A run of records
▬▬▬▬▬▬

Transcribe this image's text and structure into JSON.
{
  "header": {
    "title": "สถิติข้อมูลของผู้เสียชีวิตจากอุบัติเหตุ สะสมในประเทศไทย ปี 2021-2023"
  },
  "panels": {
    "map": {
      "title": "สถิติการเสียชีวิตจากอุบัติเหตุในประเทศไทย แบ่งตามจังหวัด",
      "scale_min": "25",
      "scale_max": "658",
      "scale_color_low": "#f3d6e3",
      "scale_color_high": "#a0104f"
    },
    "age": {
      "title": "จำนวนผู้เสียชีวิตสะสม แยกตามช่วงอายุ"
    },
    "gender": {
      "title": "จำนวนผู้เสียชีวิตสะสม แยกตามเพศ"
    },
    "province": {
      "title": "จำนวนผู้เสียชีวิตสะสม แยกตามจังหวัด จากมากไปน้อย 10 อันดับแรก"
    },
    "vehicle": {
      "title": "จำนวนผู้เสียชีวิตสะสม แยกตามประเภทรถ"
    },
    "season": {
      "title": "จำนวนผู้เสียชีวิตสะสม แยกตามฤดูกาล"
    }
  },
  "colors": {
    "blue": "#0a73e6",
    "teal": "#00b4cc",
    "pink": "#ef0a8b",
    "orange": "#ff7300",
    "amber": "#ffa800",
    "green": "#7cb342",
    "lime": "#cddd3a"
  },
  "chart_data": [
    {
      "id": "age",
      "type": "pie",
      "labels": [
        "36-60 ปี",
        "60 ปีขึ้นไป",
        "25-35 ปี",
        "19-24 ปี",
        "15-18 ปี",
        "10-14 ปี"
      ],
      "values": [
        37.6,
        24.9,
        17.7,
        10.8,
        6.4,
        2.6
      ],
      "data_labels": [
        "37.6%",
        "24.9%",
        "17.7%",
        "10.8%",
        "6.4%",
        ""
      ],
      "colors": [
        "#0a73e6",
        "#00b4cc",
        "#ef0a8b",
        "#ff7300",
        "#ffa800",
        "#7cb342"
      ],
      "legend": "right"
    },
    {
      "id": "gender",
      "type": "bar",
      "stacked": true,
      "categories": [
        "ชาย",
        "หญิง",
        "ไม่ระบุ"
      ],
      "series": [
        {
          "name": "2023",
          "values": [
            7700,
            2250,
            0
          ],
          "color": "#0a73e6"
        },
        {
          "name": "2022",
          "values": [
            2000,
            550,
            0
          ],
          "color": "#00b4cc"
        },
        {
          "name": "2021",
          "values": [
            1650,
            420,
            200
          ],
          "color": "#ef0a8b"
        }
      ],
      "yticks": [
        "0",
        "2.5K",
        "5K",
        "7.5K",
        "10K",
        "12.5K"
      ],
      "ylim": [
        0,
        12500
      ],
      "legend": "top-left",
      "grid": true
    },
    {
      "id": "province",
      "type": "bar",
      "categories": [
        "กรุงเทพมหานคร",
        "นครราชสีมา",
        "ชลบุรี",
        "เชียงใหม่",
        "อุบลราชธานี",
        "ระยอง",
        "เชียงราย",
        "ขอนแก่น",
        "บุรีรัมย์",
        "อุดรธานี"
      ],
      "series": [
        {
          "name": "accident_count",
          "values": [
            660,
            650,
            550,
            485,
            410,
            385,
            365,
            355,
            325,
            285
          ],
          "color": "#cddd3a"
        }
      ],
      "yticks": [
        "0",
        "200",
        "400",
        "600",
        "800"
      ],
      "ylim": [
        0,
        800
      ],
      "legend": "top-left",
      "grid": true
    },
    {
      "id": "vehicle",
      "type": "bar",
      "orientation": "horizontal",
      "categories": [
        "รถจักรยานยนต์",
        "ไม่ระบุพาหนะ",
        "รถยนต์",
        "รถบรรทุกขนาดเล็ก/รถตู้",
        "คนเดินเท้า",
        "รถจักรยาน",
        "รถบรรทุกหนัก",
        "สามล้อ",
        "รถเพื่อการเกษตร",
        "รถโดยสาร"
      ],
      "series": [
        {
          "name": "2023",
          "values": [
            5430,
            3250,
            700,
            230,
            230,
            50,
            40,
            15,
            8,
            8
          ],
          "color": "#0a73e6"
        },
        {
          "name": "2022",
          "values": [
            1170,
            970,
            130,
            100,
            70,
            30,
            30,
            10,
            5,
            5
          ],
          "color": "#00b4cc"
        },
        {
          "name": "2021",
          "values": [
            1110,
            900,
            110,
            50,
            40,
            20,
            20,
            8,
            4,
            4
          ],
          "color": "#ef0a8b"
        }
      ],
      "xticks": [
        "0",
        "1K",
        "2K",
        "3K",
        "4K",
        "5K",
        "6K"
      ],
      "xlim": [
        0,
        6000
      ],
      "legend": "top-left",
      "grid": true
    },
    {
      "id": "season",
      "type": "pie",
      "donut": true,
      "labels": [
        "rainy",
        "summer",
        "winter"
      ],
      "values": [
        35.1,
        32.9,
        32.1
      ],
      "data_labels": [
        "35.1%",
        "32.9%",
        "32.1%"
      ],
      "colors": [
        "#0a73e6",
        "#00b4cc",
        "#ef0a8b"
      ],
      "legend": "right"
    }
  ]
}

▬▬▬▬▬▬

* **INSTRUCTION**: Count every line in the data where the string "ตจากอ" occurs. Give nothing except the number.

* **TASK ANSWER**: 2